(Data entries)
◆ ◆ ◆ ◆ ◆
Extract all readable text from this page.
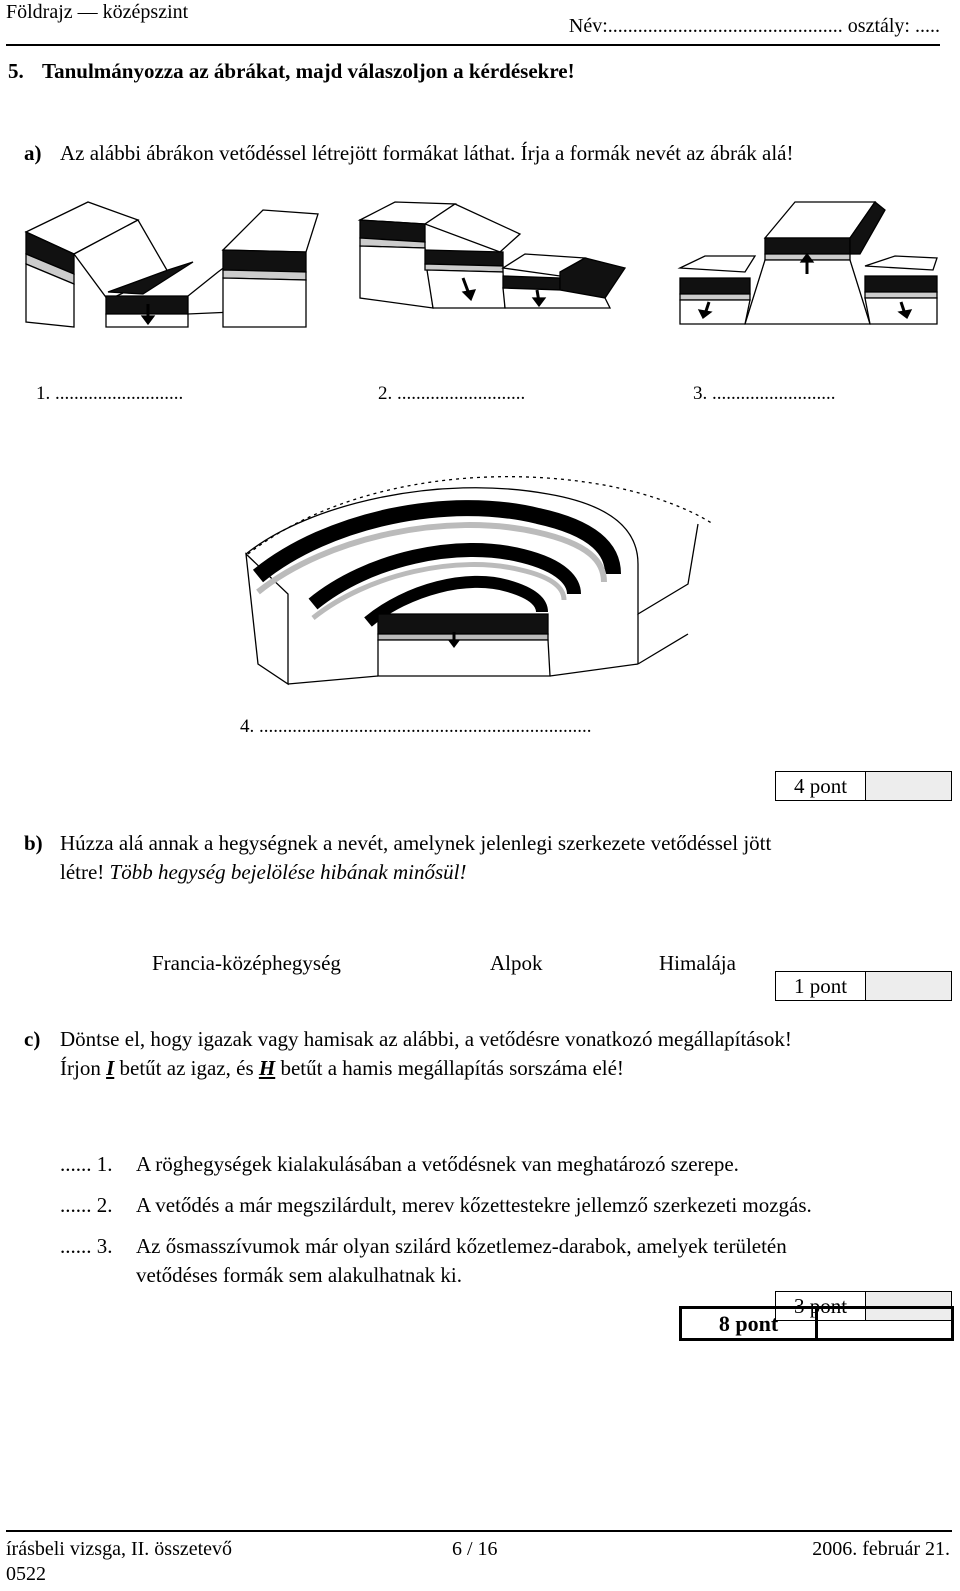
Földrajz — középszint
Név:............................................... osztály: .....
5. Tanulmányozza az ábrákat, majd válaszoljon a kérdésekre!
a) Az alábbi ábrákon vetődéssel létrejött formákat láthat. Írja a formák nevét az ábrák alá!
1. ...........................	2. ...........................	3. ..........................
4. ......................................................................
4 pont
b) Húzza alá annak a hegységnek a nevét, amelynek jelenlegi szerkezete vetődéssel jött
létre! Több hegység bejelölése hibának minősül!
Francia-középhegység	Alpok	Himalája
1 pont
c) Döntse el, hogy igazak vagy hamisak az alábbi, a vetődésre vonatkozó megállapítások!
Írjon I betűt az igaz, és H betűt a hamis megállapítás sorszáma elé!
...... 1. A röghegységek kialakulásában a vetődésnek van meghatározó szerepe.
...... 2. A vetődés a már megszilárdult, merev kőzettestekre jellemző szerkezeti mozgás.
...... 3. Az ősmasszívumok már olyan szilárd kőzetlemez-darabok, amelyek területén
vetődéses formák sem alakulhatnak ki.
3 pont
8 pont
írásbeli vizsga, II. összetevő
0522
6 / 16	2006. február 21.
◆ ◆ ◆ ◆ ◆
WHAT THE EXERCISE ASKS: Every line of the material is to be quoted exactly, with no pictures carried over.

RESPONSE TO THIS TASK:
Extract all readable text from this page.
Földrajz — középszint
Név:............................................... osztály: .....
5. Tanulmányozza az ábrákat, majd válaszoljon a kérdésekre!
a) Az alábbi ábrákon vetődéssel létrejött formákat láthat. Írja a formák nevét az ábrák alá!
1. ...........................	2. ...........................	3. ..........................
4. ......................................................................
4 pont
b) Húzza alá annak a hegységnek a nevét, amelynek jelenlegi szerkezete vetődéssel jött
létre! Több hegység bejelölése hibának minősül!
Francia-középhegység	Alpok	Himalája
1 pont
c) Döntse el, hogy igazak vagy hamisak az alábbi, a vetődésre vonatkozó megállapítások!
Írjon I betűt az igaz, és H betűt a hamis megállapítás sorszáma elé!
...... 1. A röghegységek kialakulásában a vetődésnek van meghatározó szerepe.
...... 2. A vetődés a már megszilárdult, merev kőzettestekre jellemző szerkezeti mozgás.
...... 3. Az ősmasszívumok már olyan szilárd kőzetlemez-darabok, amelyek területén
vetődéses formák sem alakulhatnak ki.
3 pont
8 pont
írásbeli vizsga, II. összetevő
0522
6 / 16	2006. február 21.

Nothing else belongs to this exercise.